Would you repeat the listing exactly but omit every picture?

Source records
§ §
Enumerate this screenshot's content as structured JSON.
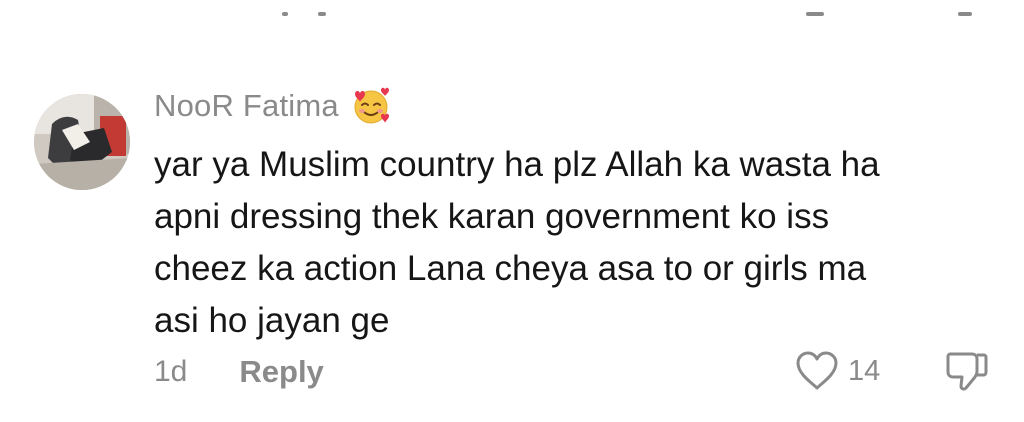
{
  "comment": {
    "username": "NooR Fatima",
    "username_emoji": "smiling-face-with-hearts",
    "text": "yar ya Muslim country ha plz Allah ka wasta ha\napni dressing thek karan government ko iss\ncheez ka action Lana cheya asa to or girls ma\nasi ho jayan ge",
    "time": "1d",
    "reply_label": "Reply",
    "like_count": "14",
    "icons": {
      "like": "heart-outline-icon",
      "dislike": "thumbs-down-icon"
    }
  },
  "colors": {
    "muted": "#8a8a8a",
    "text": "#161616",
    "background": "#ffffff"
  }
}
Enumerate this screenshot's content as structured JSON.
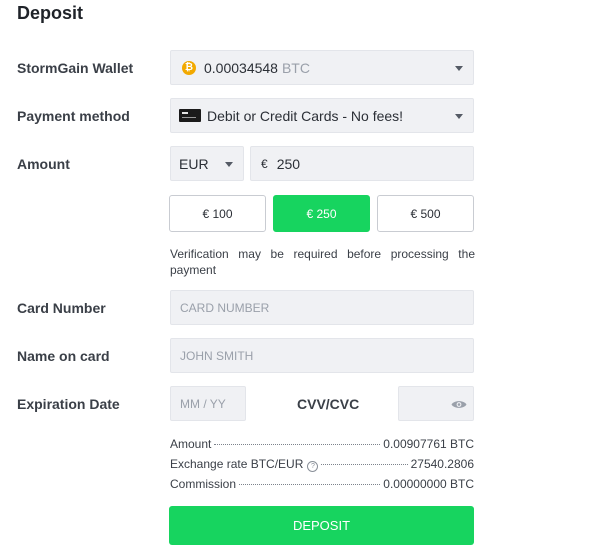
{
  "title": "Deposit",
  "wallet": {
    "label": "StormGain Wallet",
    "amount": "0.00034548",
    "currency": "BTC",
    "icon": "bitcoin-icon"
  },
  "payment": {
    "label": "Payment method",
    "value": "Debit or Credit Cards - No fees!",
    "icon": "credit-card-icon"
  },
  "amount": {
    "label": "Amount",
    "currency": "EUR",
    "symbol": "€",
    "value": "250"
  },
  "presets": [
    {
      "label": "€ 100",
      "active": false
    },
    {
      "label": "€ 250",
      "active": true
    },
    {
      "label": "€ 500",
      "active": false
    }
  ],
  "note": "Verification may be required before processing the payment",
  "card_number": {
    "label": "Card Number",
    "placeholder": "CARD NUMBER"
  },
  "name_on_card": {
    "label": "Name on card",
    "placeholder": "JOHN SMITH"
  },
  "expiration": {
    "label": "Expiration Date",
    "placeholder": "MM / YY"
  },
  "cvv": {
    "label": "CVV/CVC",
    "icon": "eye-icon"
  },
  "summary": {
    "amount_label": "Amount",
    "amount_value": "0.00907761 BTC",
    "rate_label": "Exchange rate BTC/EUR",
    "rate_value": "27540.2806",
    "commission_label": "Commission",
    "commission_value": "0.00000000 BTC"
  },
  "deposit_button": "DEPOSIT",
  "colors": {
    "accent": "#17d45f",
    "field_bg": "#f0f1f4",
    "btc": "#f2a900"
  }
}
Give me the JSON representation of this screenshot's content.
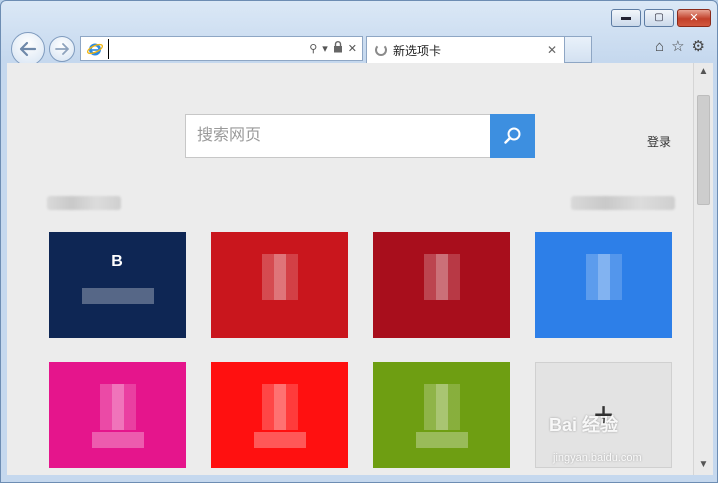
{
  "titlebar": {
    "minimize_glyph": "▬",
    "maximize_glyph": "▢",
    "close_glyph": "✕"
  },
  "address": {
    "value": "",
    "search_glyph": "⚲",
    "dropdown_glyph": "▾",
    "lock_glyph": "🔒",
    "stop_glyph": "✕"
  },
  "tab": {
    "title": "新选项卡",
    "close_glyph": "✕"
  },
  "toolbar": {
    "home_glyph": "⌂",
    "favorites_glyph": "☆",
    "tools_glyph": "⚙"
  },
  "search": {
    "placeholder": "搜索网页"
  },
  "login_label": "登录",
  "tiles": [
    {
      "color": "#0e2654",
      "label": ""
    },
    {
      "color": "#c9161d",
      "label": ""
    },
    {
      "color": "#a80e1c",
      "label": ""
    },
    {
      "color": "#2d7fe8",
      "label": ""
    },
    {
      "color": "#e5158c",
      "label": ""
    },
    {
      "color": "#ff1010",
      "label": ""
    },
    {
      "color": "#6e9e12",
      "label": ""
    }
  ],
  "tile_b_letter": "B",
  "add_tile_glyph": "+",
  "watermark": {
    "main": "Bai 经验",
    "sub": "jingyan.baidu.com"
  },
  "colors": {
    "search_button": "#3d8fe0",
    "content_bg": "#ececec"
  }
}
§ §
Response to the exercise
Enumerate this screenshot's content as structured JSON.
{
  "comment": {
    "username": "NooR Fatima",
    "username_emoji": "smiling-face-with-hearts",
    "text": "yar ya Muslim country ha plz Allah ka wasta ha\napni dressing thek karan government ko iss\ncheez ka action Lana cheya asa to or girls ma\nasi ho jayan ge",
    "time": "1d",
    "reply_label": "Reply",
    "like_count": "14",
    "icons": {
      "like": "heart-outline-icon",
      "dislike": "thumbs-down-icon"
    }
  },
  "colors": {
    "muted": "#8a8a8a",
    "text": "#161616",
    "background": "#ffffff"
  }
}
Enumerate this screenshot's content as structured JSON.
{
  "title": "Deposit",
  "wallet": {
    "label": "StormGain Wallet",
    "amount": "0.00034548",
    "currency": "BTC",
    "icon": "bitcoin-icon"
  },
  "payment": {
    "label": "Payment method",
    "value": "Debit or Credit Cards - No fees!",
    "icon": "credit-card-icon"
  },
  "amount": {
    "label": "Amount",
    "currency": "EUR",
    "symbol": "€",
    "value": "250"
  },
  "presets": [
    {
      "label": "€ 100",
      "active": false
    },
    {
      "label": "€ 250",
      "active": true
    },
    {
      "label": "€ 500",
      "active": false
    }
  ],
  "note": "Verification may be required before processing the payment",
  "card_number": {
    "label": "Card Number",
    "placeholder": "CARD NUMBER"
  },
  "name_on_card": {
    "label": "Name on card",
    "placeholder": "JOHN SMITH"
  },
  "expiration": {
    "label": "Expiration Date",
    "placeholder": "MM / YY"
  },
  "cvv": {
    "label": "CVV/CVC",
    "icon": "eye-icon"
  },
  "summary": {
    "amount_label": "Amount",
    "amount_value": "0.00907761 BTC",
    "rate_label": "Exchange rate BTC/EUR",
    "rate_value": "27540.2806",
    "commission_label": "Commission",
    "commission_value": "0.00000000 BTC"
  },
  "deposit_button": "DEPOSIT",
  "colors": {
    "accent": "#17d45f",
    "field_bg": "#f0f1f4",
    "btc": "#f2a900"
  }
}
Give me the JSON representation of this screenshot's content.
{
  "titlebar": {
    "minimize_glyph": "▬",
    "maximize_glyph": "▢",
    "close_glyph": "✕"
  },
  "address": {
    "value": "",
    "search_glyph": "⚲",
    "dropdown_glyph": "▾",
    "lock_glyph": "🔒",
    "stop_glyph": "✕"
  },
  "tab": {
    "title": "新选项卡",
    "close_glyph": "✕"
  },
  "toolbar": {
    "home_glyph": "⌂",
    "favorites_glyph": "☆",
    "tools_glyph": "⚙"
  },
  "search": {
    "placeholder": "搜索网页"
  },
  "login_label": "登录",
  "tiles": [
    {
      "color": "#0e2654",
      "label": ""
    },
    {
      "color": "#c9161d",
      "label": ""
    },
    {
      "color": "#a80e1c",
      "label": ""
    },
    {
      "color": "#2d7fe8",
      "label": ""
    },
    {
      "color": "#e5158c",
      "label": ""
    },
    {
      "color": "#ff1010",
      "label": ""
    },
    {
      "color": "#6e9e12",
      "label": ""
    }
  ],
  "tile_b_letter": "B",
  "add_tile_glyph": "+",
  "watermark": {
    "main": "Bai 经验",
    "sub": "jingyan.baidu.com"
  },
  "colors": {
    "search_button": "#3d8fe0",
    "content_bg": "#ececec"
  }
}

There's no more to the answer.